Start of Listing

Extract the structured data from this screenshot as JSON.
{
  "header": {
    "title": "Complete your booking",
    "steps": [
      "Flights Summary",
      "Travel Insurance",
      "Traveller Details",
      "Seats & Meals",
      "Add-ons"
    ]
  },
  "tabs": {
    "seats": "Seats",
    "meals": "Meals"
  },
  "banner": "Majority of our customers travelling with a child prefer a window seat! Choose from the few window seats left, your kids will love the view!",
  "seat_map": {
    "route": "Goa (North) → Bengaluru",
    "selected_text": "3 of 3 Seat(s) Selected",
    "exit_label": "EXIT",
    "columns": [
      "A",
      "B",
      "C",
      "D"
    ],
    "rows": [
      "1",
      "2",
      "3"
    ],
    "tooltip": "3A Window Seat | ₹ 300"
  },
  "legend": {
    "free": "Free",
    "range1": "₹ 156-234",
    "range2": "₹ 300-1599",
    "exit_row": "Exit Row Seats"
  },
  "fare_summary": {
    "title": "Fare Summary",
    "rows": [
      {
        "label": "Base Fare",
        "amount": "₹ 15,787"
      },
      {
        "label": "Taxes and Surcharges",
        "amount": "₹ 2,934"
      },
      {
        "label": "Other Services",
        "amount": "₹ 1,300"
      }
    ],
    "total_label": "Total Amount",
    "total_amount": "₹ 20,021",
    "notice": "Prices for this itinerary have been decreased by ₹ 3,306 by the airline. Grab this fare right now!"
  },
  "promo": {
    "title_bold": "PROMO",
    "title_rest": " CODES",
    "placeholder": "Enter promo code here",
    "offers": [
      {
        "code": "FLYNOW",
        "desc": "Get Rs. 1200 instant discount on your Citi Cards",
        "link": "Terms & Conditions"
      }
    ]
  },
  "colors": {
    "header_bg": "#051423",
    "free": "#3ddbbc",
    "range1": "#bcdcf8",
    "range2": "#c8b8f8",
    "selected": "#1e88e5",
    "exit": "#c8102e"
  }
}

End of Listing

§ Your goal
Write out all the lines again, exactly as they are.

§ Written response
Extract the structured data from this screenshot as JSON.
{
  "header": {
    "title": "Complete your booking",
    "steps": [
      "Flights Summary",
      "Travel Insurance",
      "Traveller Details",
      "Seats & Meals",
      "Add-ons"
    ]
  },
  "tabs": {
    "seats": "Seats",
    "meals": "Meals"
  },
  "banner": "Majority of our customers travelling with a child prefer a window seat! Choose from the few window seats left, your kids will love the view!",
  "seat_map": {
    "route": "Goa (North) → Bengaluru",
    "selected_text": "3 of 3 Seat(s) Selected",
    "exit_label": "EXIT",
    "columns": [
      "A",
      "B",
      "C",
      "D"
    ],
    "rows": [
      "1",
      "2",
      "3"
    ],
    "tooltip": "3A Window Seat | ₹ 300"
  },
  "legend": {
    "free": "Free",
    "range1": "₹ 156-234",
    "range2": "₹ 300-1599",
    "exit_row": "Exit Row Seats"
  },
  "fare_summary": {
    "title": "Fare Summary",
    "rows": [
      {
        "label": "Base Fare",
        "amount": "₹ 15,787"
      },
      {
        "label": "Taxes and Surcharges",
        "amount": "₹ 2,934"
      },
      {
        "label": "Other Services",
        "amount": "₹ 1,300"
      }
    ],
    "total_label": "Total Amount",
    "total_amount": "₹ 20,021",
    "notice": "Prices for this itinerary have been decreased by ₹ 3,306 by the airline. Grab this fare right now!"
  },
  "promo": {
    "title_bold": "PROMO",
    "title_rest": " CODES",
    "placeholder": "Enter promo code here",
    "offers": [
      {
        "code": "FLYNOW",
        "desc": "Get Rs. 1200 instant discount on your Citi Cards",
        "link": "Terms & Conditions"
      }
    ]
  },
  "colors": {
    "header_bg": "#051423",
    "free": "#3ddbbc",
    "range1": "#bcdcf8",
    "range2": "#c8b8f8",
    "selected": "#1e88e5",
    "exit": "#c8102e"
  }
}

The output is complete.